**What you are asked to do**. Transcribe the records below exactly.

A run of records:
============================================================
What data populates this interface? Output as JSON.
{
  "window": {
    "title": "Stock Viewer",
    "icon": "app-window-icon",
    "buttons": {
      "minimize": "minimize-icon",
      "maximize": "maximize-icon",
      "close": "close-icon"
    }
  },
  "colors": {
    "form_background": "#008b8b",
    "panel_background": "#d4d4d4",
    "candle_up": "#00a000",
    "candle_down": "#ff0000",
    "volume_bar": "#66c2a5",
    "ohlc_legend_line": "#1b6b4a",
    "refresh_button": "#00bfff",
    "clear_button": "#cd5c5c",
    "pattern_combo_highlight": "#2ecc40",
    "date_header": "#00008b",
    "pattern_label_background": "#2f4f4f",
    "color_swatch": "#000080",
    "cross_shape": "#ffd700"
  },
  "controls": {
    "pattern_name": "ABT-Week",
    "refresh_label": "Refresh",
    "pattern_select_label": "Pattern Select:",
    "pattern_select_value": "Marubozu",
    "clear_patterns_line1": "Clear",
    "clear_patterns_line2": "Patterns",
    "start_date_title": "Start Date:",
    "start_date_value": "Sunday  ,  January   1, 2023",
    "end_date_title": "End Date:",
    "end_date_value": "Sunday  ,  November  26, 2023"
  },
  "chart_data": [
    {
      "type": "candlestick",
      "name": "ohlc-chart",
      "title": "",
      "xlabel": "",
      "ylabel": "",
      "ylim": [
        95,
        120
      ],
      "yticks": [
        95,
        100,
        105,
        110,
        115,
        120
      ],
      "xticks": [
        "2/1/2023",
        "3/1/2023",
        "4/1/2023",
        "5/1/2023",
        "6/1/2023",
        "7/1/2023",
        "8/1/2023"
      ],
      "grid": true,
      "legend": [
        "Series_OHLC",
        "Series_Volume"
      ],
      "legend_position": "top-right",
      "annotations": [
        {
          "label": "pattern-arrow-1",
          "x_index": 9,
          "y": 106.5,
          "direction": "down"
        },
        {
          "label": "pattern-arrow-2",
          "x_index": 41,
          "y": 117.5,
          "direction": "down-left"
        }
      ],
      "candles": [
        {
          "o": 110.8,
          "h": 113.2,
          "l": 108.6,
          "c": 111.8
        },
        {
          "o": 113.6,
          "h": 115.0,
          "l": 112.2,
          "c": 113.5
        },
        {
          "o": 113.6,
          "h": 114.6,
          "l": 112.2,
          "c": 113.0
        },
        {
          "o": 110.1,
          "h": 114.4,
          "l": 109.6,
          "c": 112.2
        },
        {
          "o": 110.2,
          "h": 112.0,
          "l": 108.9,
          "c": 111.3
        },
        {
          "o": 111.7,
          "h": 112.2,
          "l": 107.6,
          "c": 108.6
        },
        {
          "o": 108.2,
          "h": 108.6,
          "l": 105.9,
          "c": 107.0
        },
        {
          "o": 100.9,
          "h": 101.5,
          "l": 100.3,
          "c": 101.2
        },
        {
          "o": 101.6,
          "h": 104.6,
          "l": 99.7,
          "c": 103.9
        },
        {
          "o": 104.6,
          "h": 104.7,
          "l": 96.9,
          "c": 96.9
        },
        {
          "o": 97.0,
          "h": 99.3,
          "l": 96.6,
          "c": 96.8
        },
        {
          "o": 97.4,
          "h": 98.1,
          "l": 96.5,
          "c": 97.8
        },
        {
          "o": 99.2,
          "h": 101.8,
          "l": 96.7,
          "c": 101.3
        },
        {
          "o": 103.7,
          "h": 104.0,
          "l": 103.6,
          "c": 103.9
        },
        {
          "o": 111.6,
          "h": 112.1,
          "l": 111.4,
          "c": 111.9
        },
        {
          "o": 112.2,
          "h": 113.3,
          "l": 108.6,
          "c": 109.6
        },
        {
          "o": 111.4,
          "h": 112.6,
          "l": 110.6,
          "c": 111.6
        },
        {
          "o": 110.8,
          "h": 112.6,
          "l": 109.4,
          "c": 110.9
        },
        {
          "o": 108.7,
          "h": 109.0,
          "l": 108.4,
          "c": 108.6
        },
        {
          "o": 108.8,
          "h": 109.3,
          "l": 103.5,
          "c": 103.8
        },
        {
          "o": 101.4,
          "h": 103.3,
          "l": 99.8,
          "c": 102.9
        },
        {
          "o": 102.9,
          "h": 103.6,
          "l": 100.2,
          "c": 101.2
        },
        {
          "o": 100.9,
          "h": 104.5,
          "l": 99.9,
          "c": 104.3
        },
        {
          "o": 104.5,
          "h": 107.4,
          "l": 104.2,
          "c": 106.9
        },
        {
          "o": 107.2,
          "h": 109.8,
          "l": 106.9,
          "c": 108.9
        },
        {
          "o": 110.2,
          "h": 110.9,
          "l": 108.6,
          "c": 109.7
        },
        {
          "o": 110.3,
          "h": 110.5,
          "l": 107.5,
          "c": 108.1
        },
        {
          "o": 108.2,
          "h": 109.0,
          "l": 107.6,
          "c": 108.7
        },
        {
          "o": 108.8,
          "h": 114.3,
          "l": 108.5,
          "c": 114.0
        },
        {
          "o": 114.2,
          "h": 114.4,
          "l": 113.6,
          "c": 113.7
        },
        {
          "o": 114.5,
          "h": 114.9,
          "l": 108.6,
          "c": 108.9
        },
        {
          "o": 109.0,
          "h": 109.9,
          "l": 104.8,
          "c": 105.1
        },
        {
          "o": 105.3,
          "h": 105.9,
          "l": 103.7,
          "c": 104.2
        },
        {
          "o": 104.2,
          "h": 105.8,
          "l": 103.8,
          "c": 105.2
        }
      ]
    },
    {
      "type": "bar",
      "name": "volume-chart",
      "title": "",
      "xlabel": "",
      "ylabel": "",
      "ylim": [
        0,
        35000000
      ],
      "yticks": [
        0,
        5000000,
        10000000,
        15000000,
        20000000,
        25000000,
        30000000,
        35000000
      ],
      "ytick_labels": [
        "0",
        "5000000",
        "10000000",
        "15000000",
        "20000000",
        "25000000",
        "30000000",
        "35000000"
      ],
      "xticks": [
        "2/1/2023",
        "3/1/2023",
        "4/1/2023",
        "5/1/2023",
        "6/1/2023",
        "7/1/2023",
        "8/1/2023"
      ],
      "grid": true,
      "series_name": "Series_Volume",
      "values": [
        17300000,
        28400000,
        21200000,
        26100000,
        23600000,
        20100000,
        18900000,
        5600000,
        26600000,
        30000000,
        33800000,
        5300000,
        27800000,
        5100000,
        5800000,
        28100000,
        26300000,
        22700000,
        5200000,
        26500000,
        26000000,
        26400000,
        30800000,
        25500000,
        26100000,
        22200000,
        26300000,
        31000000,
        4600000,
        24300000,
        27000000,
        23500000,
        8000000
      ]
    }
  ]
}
============================================================
**Answer in full**.
What data populates this interface? Output as JSON.
{
  "window": {
    "title": "Stock Viewer",
    "icon": "app-window-icon",
    "buttons": {
      "minimize": "minimize-icon",
      "maximize": "maximize-icon",
      "close": "close-icon"
    }
  },
  "colors": {
    "form_background": "#008b8b",
    "panel_background": "#d4d4d4",
    "candle_up": "#00a000",
    "candle_down": "#ff0000",
    "volume_bar": "#66c2a5",
    "ohlc_legend_line": "#1b6b4a",
    "refresh_button": "#00bfff",
    "clear_button": "#cd5c5c",
    "pattern_combo_highlight": "#2ecc40",
    "date_header": "#00008b",
    "pattern_label_background": "#2f4f4f",
    "color_swatch": "#000080",
    "cross_shape": "#ffd700"
  },
  "controls": {
    "pattern_name": "ABT-Week",
    "refresh_label": "Refresh",
    "pattern_select_label": "Pattern Select:",
    "pattern_select_value": "Marubozu",
    "clear_patterns_line1": "Clear",
    "clear_patterns_line2": "Patterns",
    "start_date_title": "Start Date:",
    "start_date_value": "Sunday  ,  January   1, 2023",
    "end_date_title": "End Date:",
    "end_date_value": "Sunday  ,  November  26, 2023"
  },
  "chart_data": [
    {
      "type": "candlestick",
      "name": "ohlc-chart",
      "title": "",
      "xlabel": "",
      "ylabel": "",
      "ylim": [
        95,
        120
      ],
      "yticks": [
        95,
        100,
        105,
        110,
        115,
        120
      ],
      "xticks": [
        "2/1/2023",
        "3/1/2023",
        "4/1/2023",
        "5/1/2023",
        "6/1/2023",
        "7/1/2023",
        "8/1/2023"
      ],
      "grid": true,
      "legend": [
        "Series_OHLC",
        "Series_Volume"
      ],
      "legend_position": "top-right",
      "annotations": [
        {
          "label": "pattern-arrow-1",
          "x_index": 9,
          "y": 106.5,
          "direction": "down"
        },
        {
          "label": "pattern-arrow-2",
          "x_index": 41,
          "y": 117.5,
          "direction": "down-left"
        }
      ],
      "candles": [
        {
          "o": 110.8,
          "h": 113.2,
          "l": 108.6,
          "c": 111.8
        },
        {
          "o": 113.6,
          "h": 115.0,
          "l": 112.2,
          "c": 113.5
        },
        {
          "o": 113.6,
          "h": 114.6,
          "l": 112.2,
          "c": 113.0
        },
        {
          "o": 110.1,
          "h": 114.4,
          "l": 109.6,
          "c": 112.2
        },
        {
          "o": 110.2,
          "h": 112.0,
          "l": 108.9,
          "c": 111.3
        },
        {
          "o": 111.7,
          "h": 112.2,
          "l": 107.6,
          "c": 108.6
        },
        {
          "o": 108.2,
          "h": 108.6,
          "l": 105.9,
          "c": 107.0
        },
        {
          "o": 100.9,
          "h": 101.5,
          "l": 100.3,
          "c": 101.2
        },
        {
          "o": 101.6,
          "h": 104.6,
          "l": 99.7,
          "c": 103.9
        },
        {
          "o": 104.6,
          "h": 104.7,
          "l": 96.9,
          "c": 96.9
        },
        {
          "o": 97.0,
          "h": 99.3,
          "l": 96.6,
          "c": 96.8
        },
        {
          "o": 97.4,
          "h": 98.1,
          "l": 96.5,
          "c": 97.8
        },
        {
          "o": 99.2,
          "h": 101.8,
          "l": 96.7,
          "c": 101.3
        },
        {
          "o": 103.7,
          "h": 104.0,
          "l": 103.6,
          "c": 103.9
        },
        {
          "o": 111.6,
          "h": 112.1,
          "l": 111.4,
          "c": 111.9
        },
        {
          "o": 112.2,
          "h": 113.3,
          "l": 108.6,
          "c": 109.6
        },
        {
          "o": 111.4,
          "h": 112.6,
          "l": 110.6,
          "c": 111.6
        },
        {
          "o": 110.8,
          "h": 112.6,
          "l": 109.4,
          "c": 110.9
        },
        {
          "o": 108.7,
          "h": 109.0,
          "l": 108.4,
          "c": 108.6
        },
        {
          "o": 108.8,
          "h": 109.3,
          "l": 103.5,
          "c": 103.8
        },
        {
          "o": 101.4,
          "h": 103.3,
          "l": 99.8,
          "c": 102.9
        },
        {
          "o": 102.9,
          "h": 103.6,
          "l": 100.2,
          "c": 101.2
        },
        {
          "o": 100.9,
          "h": 104.5,
          "l": 99.9,
          "c": 104.3
        },
        {
          "o": 104.5,
          "h": 107.4,
          "l": 104.2,
          "c": 106.9
        },
        {
          "o": 107.2,
          "h": 109.8,
          "l": 106.9,
          "c": 108.9
        },
        {
          "o": 110.2,
          "h": 110.9,
          "l": 108.6,
          "c": 109.7
        },
        {
          "o": 110.3,
          "h": 110.5,
          "l": 107.5,
          "c": 108.1
        },
        {
          "o": 108.2,
          "h": 109.0,
          "l": 107.6,
          "c": 108.7
        },
        {
          "o": 108.8,
          "h": 114.3,
          "l": 108.5,
          "c": 114.0
        },
        {
          "o": 114.2,
          "h": 114.4,
          "l": 113.6,
          "c": 113.7
        },
        {
          "o": 114.5,
          "h": 114.9,
          "l": 108.6,
          "c": 108.9
        },
        {
          "o": 109.0,
          "h": 109.9,
          "l": 104.8,
          "c": 105.1
        },
        {
          "o": 105.3,
          "h": 105.9,
          "l": 103.7,
          "c": 104.2
        },
        {
          "o": 104.2,
          "h": 105.8,
          "l": 103.8,
          "c": 105.2
        }
      ]
    },
    {
      "type": "bar",
      "name": "volume-chart",
      "title": "",
      "xlabel": "",
      "ylabel": "",
      "ylim": [
        0,
        35000000
      ],
      "yticks": [
        0,
        5000000,
        10000000,
        15000000,
        20000000,
        25000000,
        30000000,
        35000000
      ],
      "ytick_labels": [
        "0",
        "5000000",
        "10000000",
        "15000000",
        "20000000",
        "25000000",
        "30000000",
        "35000000"
      ],
      "xticks": [
        "2/1/2023",
        "3/1/2023",
        "4/1/2023",
        "5/1/2023",
        "6/1/2023",
        "7/1/2023",
        "8/1/2023"
      ],
      "grid": true,
      "series_name": "Series_Volume",
      "values": [
        17300000,
        28400000,
        21200000,
        26100000,
        23600000,
        20100000,
        18900000,
        5600000,
        26600000,
        30000000,
        33800000,
        5300000,
        27800000,
        5100000,
        5800000,
        28100000,
        26300000,
        22700000,
        5200000,
        26500000,
        26000000,
        26400000,
        30800000,
        25500000,
        26100000,
        22200000,
        26300000,
        31000000,
        4600000,
        24300000,
        27000000,
        23500000,
        8000000
      ]
    }
  ]
}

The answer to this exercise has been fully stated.